─── EXTRACTED TEXT ───
Friday, November 12, 2010

The NHL All Star Game Ballot -- We Whine So You Won't Have To

So, the NHL released its “ballot” and voting process for this season's All-Star Game. Fans can pick three forwards, two defensemen, and a goaltender in an all-digital voting process. They will have the opportunity to select from among 100 players on the ballot or to write in the name of their selection, if that player is not on the ballot. Fans will, according to the league, have the opportunity to vote as often as they like online, via mobile device, or on Facebook. As the league put it in their release…

"The 2011 NHL All-Star Fan Balloting site will feature interactive English and French ballots. Each player ballot includes video highlights and real-time player statistics. Fans will be permitted to select as few as one player -- a balloted player or write-in -- per online ballot. The NHL.com/vote ballot will be optimized for iPad users.

"Mobile users in the U.S. and Canada will be able to cast their votes via text message using any mobile device and wireless carrier. To vote via text message using any wireless carrier, fans should text their favorite player's last name to the shortcode 81812. Message and data rates may apply.

"Fans in North America have the additional option of a mobile ballot available on iPhone, Android and all Blackberry devices, using any wireless carrier."
─── SUPPLIED INFORMATION ───
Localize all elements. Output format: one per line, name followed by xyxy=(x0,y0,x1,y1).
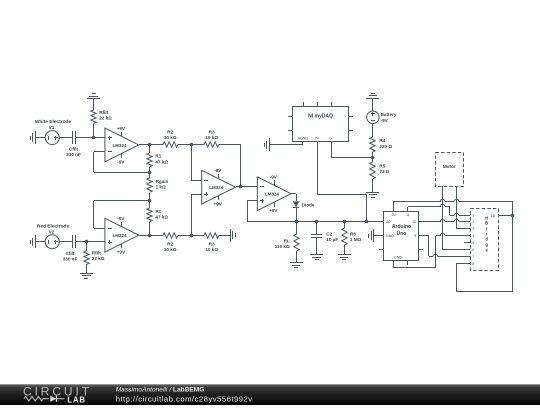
───
*WORK TO DO:*
Set down the full blog post on the NHL All-Star Game ballot again, word for word.

*TASK SOLUTION:*
Friday, November 12, 2010

The NHL All Star Game Ballot -- We Whine So You Won't Have To

So, the NHL released its “ballot” and voting process for this season's All-Star Game. Fans can pick three forwards, two defensemen, and a goaltender in an all-digital voting process. They will have the opportunity to select from among 100 players on the ballot or to write in the name of their selection, if that player is not on the ballot. Fans will, according to the league, have the opportunity to vote as often as they like online, via mobile device, or on Facebook. As the league put it in their release…

"The 2011 NHL All-Star Fan Balloting site will feature interactive English and French ballots. Each player ballot includes video highlights and real-time player statistics. Fans will be permitted to select as few as one player -- a balloted player or write-in -- per online ballot. The NHL.com/vote ballot will be optimized for iPad users.

"Mobile users in the U.S. and Canada will be able to cast their votes via text message using any mobile device and wireless carrier. To vote via text message using any wireless carrier, fans should text their favorite player's last name to the shortcode 81812. Message and data rates may apply.

"Fans in North America have the additional option of a mobile ballot available on iPhone, Android and all Blackberry devices, using any wireless carrier."